Direction:
Give all of the data below as a numbered list, skipping blank lines and leaving out the pictures.

Excerpted data:

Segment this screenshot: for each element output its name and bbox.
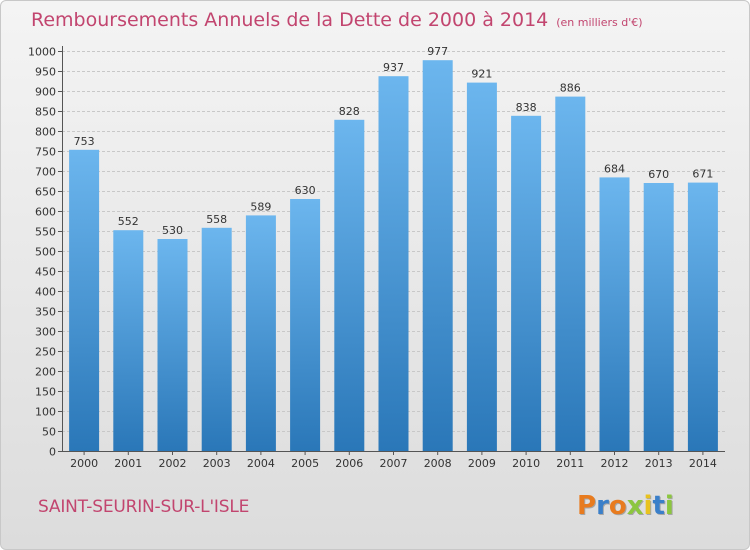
logo-letter: t [652, 491, 665, 521]
chart-title: Remboursements Annuels de la Dette de 20… [31, 9, 549, 31]
y-tick-label: 300 [35, 326, 56, 339]
value-label-2013: 670 [648, 168, 669, 181]
bar-2004 [245, 215, 276, 451]
y-tick-label: 800 [35, 126, 56, 139]
value-label-2010: 838 [516, 101, 537, 114]
chart-subtitle: (en milliers d'€) [556, 16, 643, 29]
y-tick-label: 250 [35, 346, 56, 359]
x-tick-label-2014: 2014 [689, 457, 717, 470]
x-tick-label-2005: 2005 [291, 457, 319, 470]
y-tick-label: 850 [35, 106, 56, 119]
logo-letter: i [643, 491, 653, 521]
value-label-2000: 753 [74, 135, 95, 148]
x-tick-label-2004: 2004 [247, 457, 275, 470]
bar-2002 [157, 239, 188, 451]
logo-letter: i [664, 491, 674, 521]
x-tick-label-2010: 2010 [512, 457, 540, 470]
value-label-2011: 886 [560, 82, 581, 95]
y-tick-label: 0 [49, 446, 56, 459]
bars [69, 60, 718, 452]
commune-name: SAINT-SEURIN-SUR-L'ISLE [38, 497, 250, 517]
x-tick-label-2006: 2006 [335, 457, 363, 470]
value-label-2002: 530 [162, 224, 183, 237]
y-tick-label: 950 [35, 66, 56, 79]
y-tick-label: 600 [35, 206, 56, 219]
y-tick-label: 700 [35, 166, 56, 179]
bar-2007 [378, 76, 409, 451]
y-tick-label: 100 [35, 406, 56, 419]
bar-2010 [511, 115, 542, 452]
value-label-2012: 684 [604, 162, 625, 175]
bar-2006 [334, 119, 365, 452]
value-label-2004: 589 [250, 200, 271, 213]
logo-letter: P [577, 491, 597, 521]
x-tick-label-2013: 2013 [645, 457, 673, 470]
x-tick-label-2002: 2002 [159, 457, 187, 470]
y-tick-label: 400 [35, 286, 56, 299]
bar-2014 [687, 182, 718, 451]
x-tick-label-2011: 2011 [556, 457, 584, 470]
value-label-2008: 977 [427, 45, 448, 58]
x-axis-ticks: 2000 2001 2002 2003 2004 2005 2006 2007 2008 2009… [70, 451, 717, 470]
y-tick-label: 150 [35, 386, 56, 399]
bar-2000 [69, 149, 100, 452]
value-label-2007: 937 [383, 61, 404, 74]
bar-2001 [113, 230, 144, 451]
value-label-2009: 921 [471, 68, 492, 81]
y-tick-label: 350 [35, 306, 56, 319]
bar-2008 [422, 60, 453, 451]
value-label-2003: 558 [206, 213, 227, 226]
value-label-2006: 828 [339, 105, 360, 118]
bar-2013 [643, 183, 674, 451]
x-tick-label-2008: 2008 [424, 457, 452, 470]
y-tick-label: 200 [35, 366, 56, 379]
x-tick-label-2003: 2003 [203, 457, 231, 470]
x-tick-label-2012: 2012 [601, 457, 629, 470]
y-tick-label: 750 [35, 146, 56, 159]
y-tick-label: 500 [35, 246, 56, 259]
value-label-2001: 552 [118, 215, 139, 228]
value-label-2014: 671 [692, 168, 713, 181]
x-tick-label-2007: 2007 [380, 457, 408, 470]
y-axis-ticks: 0 50 100 150 200 250 300 350 400 450 500 550 600 650 7… [28, 46, 62, 459]
bar-2011 [555, 96, 586, 451]
y-tick-label: 900 [35, 86, 56, 99]
logo-letter: x [626, 491, 644, 521]
y-tick-label: 1000 [28, 46, 56, 59]
x-tick-label-2001: 2001 [114, 457, 142, 470]
logo-letter: o [608, 491, 627, 521]
y-tick-label: 50 [42, 426, 56, 439]
y-tick-label: 550 [35, 226, 56, 239]
bar-2005 [290, 199, 321, 451]
bar-2012 [599, 177, 630, 451]
title-line: Remboursements Annuels de la Dette de 20… [31, 9, 643, 31]
y-tick-label: 450 [35, 266, 56, 279]
bar-2003 [201, 227, 232, 451]
proxiti-logo: Proxiti [577, 491, 674, 521]
bar-2009 [466, 82, 497, 451]
logo-letter: r [596, 491, 609, 521]
x-tick-label-2000: 2000 [70, 457, 98, 470]
value-labels: 753 552 530 558 589 630 828 937 977 921 838 886 684 6… [74, 45, 714, 237]
y-tick-label: 650 [35, 186, 56, 199]
x-tick-label-2009: 2009 [468, 457, 496, 470]
value-label-2005: 630 [295, 184, 316, 197]
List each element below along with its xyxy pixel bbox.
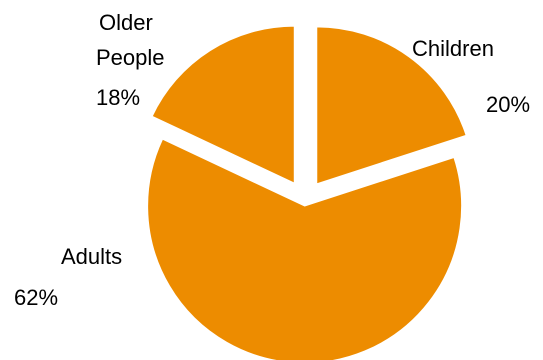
pie-slices (147, 25, 467, 360)
slice-label-children: Children (412, 36, 494, 61)
pie-slice-children (316, 26, 467, 185)
pie-slice-adults (147, 138, 463, 360)
pie-slice-older-people (151, 25, 295, 184)
slice-label-older-people-line1: Older (99, 10, 153, 35)
slice-value-adults: 62% (14, 285, 58, 310)
slice-value-older-people: 18% (96, 85, 140, 110)
slice-value-children: 20% (486, 92, 530, 117)
slice-label-older-people-line2: People (96, 45, 165, 70)
slice-label-adults: Adults (61, 244, 122, 269)
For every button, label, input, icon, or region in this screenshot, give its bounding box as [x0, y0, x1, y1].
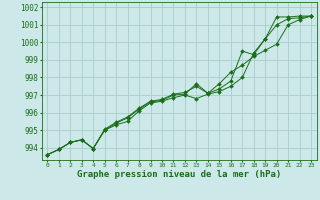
- X-axis label: Graphe pression niveau de la mer (hPa): Graphe pression niveau de la mer (hPa): [77, 170, 281, 179]
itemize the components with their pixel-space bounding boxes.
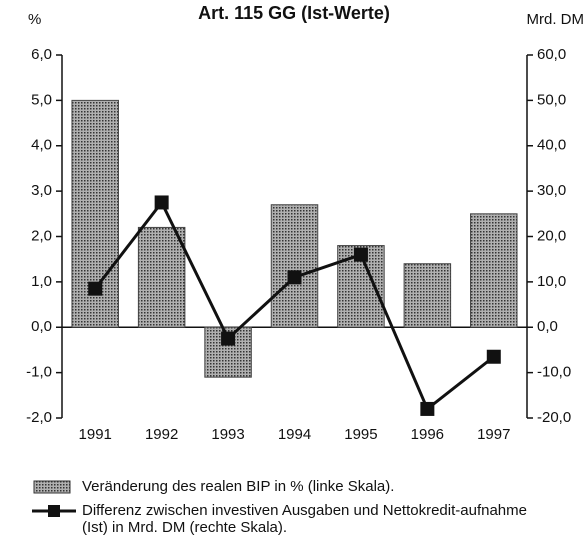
legend-item: Veränderung des realen BIP in % (linke S… [30,478,552,496]
y2-tick-label: -20,0 [537,409,571,426]
y2-tick-label: 20,0 [537,227,566,244]
y2-tick-label: 30,0 [537,182,566,199]
legend-label: Veränderung des realen BIP in % (linke S… [82,478,395,495]
legend-swatch [32,505,76,517]
y-axis-label: % [28,11,41,28]
legend-item: Differenz zwischen investiven Ausgaben u… [30,502,552,536]
marker [88,281,103,296]
y-tick-label: 6,0 [31,46,52,63]
marker [221,331,236,346]
y-tick-label: 1,0 [31,273,52,290]
y-tick-label: 2,0 [31,227,52,244]
y2-tick-label: -10,0 [537,364,571,381]
bar [137,226,186,328]
y2-tick-label: 10,0 [537,273,566,290]
y-tick-label: -2,0 [26,409,52,426]
y-tick-label: 0,0 [31,318,52,335]
legend-label: Differenz zwischen investiven Ausgaben u… [82,502,527,536]
y2-tick-label: 40,0 [537,137,566,154]
y2-tick-label: 60,0 [537,46,566,63]
y-tick-label: -1,0 [26,364,52,381]
y2-axis-label: Mrd. DM [527,11,585,28]
y-tick-label: 5,0 [31,91,52,108]
marker [353,247,368,262]
x-tick-label: 1996 [411,426,444,443]
marker [486,349,501,364]
y-tick-label: 4,0 [31,137,52,154]
chart: Art. 115 GG (Ist-Werte) % Mrd. DM -2,0 -1… [26,3,585,443]
x-tick-label: 1997 [477,426,510,443]
x-tick-label: 1991 [79,426,112,443]
marker [420,401,435,416]
x-tick-label: 1992 [145,426,178,443]
x-tick-label: 1994 [278,426,311,443]
legend-swatch [33,480,71,494]
bar [403,263,452,328]
y2-tick-label: 0,0 [537,318,558,335]
marker [287,270,302,285]
y2-tick-label: 50,0 [537,91,566,108]
chart-title: Art. 115 GG (Ist-Werte) [198,3,390,23]
bar [270,204,319,328]
x-tick-label: 1995 [344,426,377,443]
marker [154,195,169,210]
bar [470,213,518,328]
y-tick-label: 3,0 [31,182,52,199]
x-tick-label: 1993 [211,426,244,443]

Solution to this task:
1. Segment this screenshot: for each element output its name and bbox.
2. logo-letter: t [652, 491, 665, 521]
3. chart-title: Remboursements Annuels de la Dette de 20… [31, 9, 549, 31]
4. y-tick-label: 300 [35, 326, 56, 339]
5. value-label-2013: 670 [648, 168, 669, 181]
6. bar-2004 [245, 215, 276, 451]
7. y-tick-label: 800 [35, 126, 56, 139]
8. value-label-2010: 838 [516, 101, 537, 114]
9. chart-subtitle: (en milliers d'€) [556, 16, 643, 29]
10. y-tick-label: 250 [35, 346, 56, 359]
11. x-tick-label-2014: 2014 [689, 457, 717, 470]
12. x-tick-label-2005: 2005 [291, 457, 319, 470]
13. y-tick-label: 850 [35, 106, 56, 119]
14. logo-letter: i [643, 491, 653, 521]
15. value-label-2000: 753 [74, 135, 95, 148]
16. x-tick-label-2004: 2004 [247, 457, 275, 470]
17. bar-2002 [157, 239, 188, 451]
18. logo-letter: i [664, 491, 674, 521]
19. x-tick-label-2010: 2010 [512, 457, 540, 470]
20. value-label-2011: 886 [560, 82, 581, 95]
21. y-tick-label: 0 [49, 446, 56, 459]
22. bars [69, 60, 718, 452]
23. commune-name: SAINT-SEURIN-SUR-L'ISLE [38, 497, 250, 517]
24. x-tick-label-2006: 2006 [335, 457, 363, 470]
25. value-label-2002: 530 [162, 224, 183, 237]
26. y-tick-label: 950 [35, 66, 56, 79]
27. y-tick-label: 600 [35, 206, 56, 219]
28. y-tick-label: 700 [35, 166, 56, 179]
29. bar-2007 [378, 76, 409, 451]
30. y-tick-label: 100 [35, 406, 56, 419]
31. bar-2010 [511, 115, 542, 452]
32. value-label-2012: 684 [604, 162, 625, 175]
33. bar-2006 [334, 119, 365, 452]
34. value-label-2004: 589 [250, 200, 271, 213]
35. logo-letter: P [577, 491, 597, 521]
36. x-tick-label-2013: 2013 [645, 457, 673, 470]
37. x-tick-label-2002: 2002 [159, 457, 187, 470]
38. y-tick-label: 400 [35, 286, 56, 299]
39. bar-2014 [687, 182, 718, 451]
40. x-tick-label-2011: 2011 [556, 457, 584, 470]
41. value-label-2008: 977 [427, 45, 448, 58]
42. x-axis-ticks: 2000 2001 2002 2003 2004 2005 2006 2007 2008 2009… [70, 451, 717, 470]
43. y-tick-label: 150 [35, 386, 56, 399]
44. bar-2000 [69, 149, 100, 452]
45. value-label-2007: 937 [383, 61, 404, 74]
46. bar-2001 [113, 230, 144, 451]
47. value-label-2009: 921 [471, 68, 492, 81]
48. y-tick-label: 350 [35, 306, 56, 319]
49. bar-2008 [422, 60, 453, 451]
50. value-label-2003: 558 [206, 213, 227, 226]
51. value-label-2006: 828 [339, 105, 360, 118]
52. bar-2013 [643, 183, 674, 451]
53. x-tick-label-2008: 2008 [424, 457, 452, 470]
54. y-tick-label: 200 [35, 366, 56, 379]
55. x-tick-label-2003: 2003 [203, 457, 231, 470]
56. x-tick-label-2012: 2012 [601, 457, 629, 470]
57. y-tick-label: 750 [35, 146, 56, 159]
58. y-tick-label: 500 [35, 246, 56, 259]
59. value-label-2001: 552 [118, 215, 139, 228]
60. value-label-2014: 671 [692, 168, 713, 181]
61. x-tick-label-2007: 2007 [380, 457, 408, 470]
62. y-axis-ticks: 0 50 100 150 200 250 300 350 400 450 500 550 600 650 7… [28, 46, 62, 459]
63. bar-2011 [555, 96, 586, 451]
64. y-tick-label: 900 [35, 86, 56, 99]
65. logo-letter: x [626, 491, 644, 521]
66. y-tick-label: 1000 [28, 46, 56, 59]
67. x-tick-label-2001: 2001 [114, 457, 142, 470]
68. logo-letter: o [608, 491, 627, 521]
69. y-tick-label: 50 [42, 426, 56, 439]
70. y-tick-label: 550 [35, 226, 56, 239]
71. bar-2005 [290, 199, 321, 451]
72. bar-2012 [599, 177, 630, 451]
73. title-line: Remboursements Annuels de la Dette de 20… [31, 9, 643, 31]
74. y-tick-label: 450 [35, 266, 56, 279]
75. bar-2003 [201, 227, 232, 451]
76. proxiti-logo: Proxiti [577, 491, 674, 521]
77. bar-2009 [466, 82, 497, 451]
78. logo-letter: r [596, 491, 609, 521]
79. x-tick-label-2000: 2000 [70, 457, 98, 470]
80. value-labels: 753 552 530 558 589 630 828 937 977 921 838 886 684 6… [74, 45, 714, 237]
81. y-tick-label: 650 [35, 186, 56, 199]
82. x-tick-label-2009: 2009 [468, 457, 496, 470]
83. value-label-2005: 630 [295, 184, 316, 197]
84. List each element below along with its xyxy pixel bbox.
85. pie-slices (147, 25, 467, 360)
86. slice-label-children: Children (412, 36, 494, 61)
87. pie-slice-children (316, 26, 467, 185)
88. pie-slice-adults (147, 138, 463, 360)
89. pie-slice-older-people (151, 25, 295, 184)
90. slice-label-older-people-line1: Older (99, 10, 153, 35)
91. slice-value-adults: 62% (14, 285, 58, 310)
92. slice-value-older-people: 18% (96, 85, 140, 110)
93. slice-value-children: 20% (486, 92, 530, 117)
94. slice-label-older-people-line2: People (96, 45, 165, 70)
95. slice-label-adults: Adults (61, 244, 122, 269)
96. For every button, label, input, icon, or region in this screenshot, give its bounding box as [x0, y0, x1, y1].
97. - X-axis label: Graphe pression niveau de la mer (hPa): Graphe pression niveau de la mer (hPa): [77, 170, 281, 179]
98. itemize the components with their pixel-space bounding boxes.
99. legend-item: Veränderung des realen BIP in % (linke S… [30,478,552,496]
100. y2-tick-label: -20,0 [537,409,571,426]
101. y2-tick-label: 20,0 [537,227,566,244]
102. y2-tick-label: 30,0 [537,182,566,199]
103. legend-label: Veränderung des realen BIP in % (linke S… [82,478,395,495]
104. legend-swatch [32,505,76,517]
105. y-axis-label: % [28,11,41,28]
106. legend-item: Differenz zwischen investiven Ausgaben u… [30,502,552,536]
107. marker [88,281,103,296]
108. y-tick-label: 6,0 [31,46,52,63]
109. marker [221,331,236,346]
110. y-tick-label: 1,0 [31,273,52,290]
111. y-tick-label: 2,0 [31,227,52,244]
112. y2-tick-label: -10,0 [537,364,571,381]
113. bar [137,226,186,328]
114. y2-tick-label: 10,0 [537,273,566,290]
115. y-tick-label: -2,0 [26,409,52,426]
116. y-tick-label: 0,0 [31,318,52,335]
117. legend-label: Differenz zwischen investiven Ausgaben u… [82,502,527,536]
118. y2-tick-label: 40,0 [537,137,566,154]
119. y2-tick-label: 60,0 [537,46,566,63]
120. y-tick-label: -1,0 [26,364,52,381]
121. y2-axis-label: Mrd. DM [527,11,585,28]
122. y-tick-label: 5,0 [31,91,52,108]
123. marker [353,247,368,262]
124. x-tick-label: 1996 [411,426,444,443]
125. marker [486,349,501,364]
126. y-tick-label: 4,0 [31,137,52,154]
127. chart: Art. 115 GG (Ist-Werte) % Mrd. DM -2,0 -1… [26,3,585,443]
128. x-tick-label: 1997 [477,426,510,443]
129. x-tick-label: 1991 [79,426,112,443]
130. marker [420,401,435,416]
131. x-tick-label: 1992 [145,426,178,443]
132. x-tick-label: 1994 [278,426,311,443]
133. legend-swatch [33,480,71,494]
134. bar [403,263,452,328]
135. y2-tick-label: 0,0 [537,318,558,335]
136. marker [287,270,302,285]
137. y2-tick-label: 50,0 [537,91,566,108]
138. chart-title: Art. 115 GG (Ist-Werte) [198,3,390,23]
139. bar [270,204,319,328]
140. x-tick-label: 1995 [344,426,377,443]
141. marker [154,195,169,210]
142. bar [470,213,518,328]
143. y-tick-label: 3,0 [31,182,52,199]
144. x-tick-label: 1993 [211,426,244,443]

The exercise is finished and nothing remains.